— START Supplied material —

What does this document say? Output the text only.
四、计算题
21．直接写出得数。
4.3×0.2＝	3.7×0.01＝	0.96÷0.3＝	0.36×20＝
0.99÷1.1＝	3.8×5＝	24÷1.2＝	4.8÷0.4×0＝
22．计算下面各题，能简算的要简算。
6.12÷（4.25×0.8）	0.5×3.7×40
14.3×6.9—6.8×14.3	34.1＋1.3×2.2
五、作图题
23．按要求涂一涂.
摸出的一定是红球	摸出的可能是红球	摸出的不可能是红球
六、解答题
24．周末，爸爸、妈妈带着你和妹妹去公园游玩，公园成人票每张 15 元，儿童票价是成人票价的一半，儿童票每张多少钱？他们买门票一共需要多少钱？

— END Supplied material —
— START Supplied material —

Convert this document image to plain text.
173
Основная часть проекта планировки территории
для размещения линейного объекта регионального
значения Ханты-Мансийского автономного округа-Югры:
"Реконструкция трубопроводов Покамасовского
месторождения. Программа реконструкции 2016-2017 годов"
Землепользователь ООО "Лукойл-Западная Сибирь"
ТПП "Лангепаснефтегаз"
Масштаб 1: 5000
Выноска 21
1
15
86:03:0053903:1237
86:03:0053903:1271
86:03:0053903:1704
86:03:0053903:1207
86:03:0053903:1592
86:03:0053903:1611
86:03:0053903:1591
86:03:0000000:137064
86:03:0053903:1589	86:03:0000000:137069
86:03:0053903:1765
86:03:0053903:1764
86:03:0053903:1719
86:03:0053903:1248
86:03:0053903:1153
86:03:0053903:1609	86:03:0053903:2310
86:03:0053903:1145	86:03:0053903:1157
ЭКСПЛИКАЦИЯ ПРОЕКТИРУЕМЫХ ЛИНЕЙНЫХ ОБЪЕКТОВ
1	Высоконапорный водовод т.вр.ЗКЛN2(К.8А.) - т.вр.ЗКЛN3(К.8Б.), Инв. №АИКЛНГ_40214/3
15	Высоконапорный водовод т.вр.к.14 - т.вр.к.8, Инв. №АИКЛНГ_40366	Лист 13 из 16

— END Supplied material —

■ Required work: Identify all lines where the word "Высоконапорный" shows up. Copy them.

■ Problem solution:
1	Высоконапорный водовод т.вр.ЗКЛN2(К.8А.) - т.вр.ЗКЛN3(К.8Б.), Инв. №АИКЛНГ_40214/3
15	Высоконапорный водовод т.вр.к.14 - т.вр.к.8, Инв. №АИКЛНГ_40366	Лист 13 из 16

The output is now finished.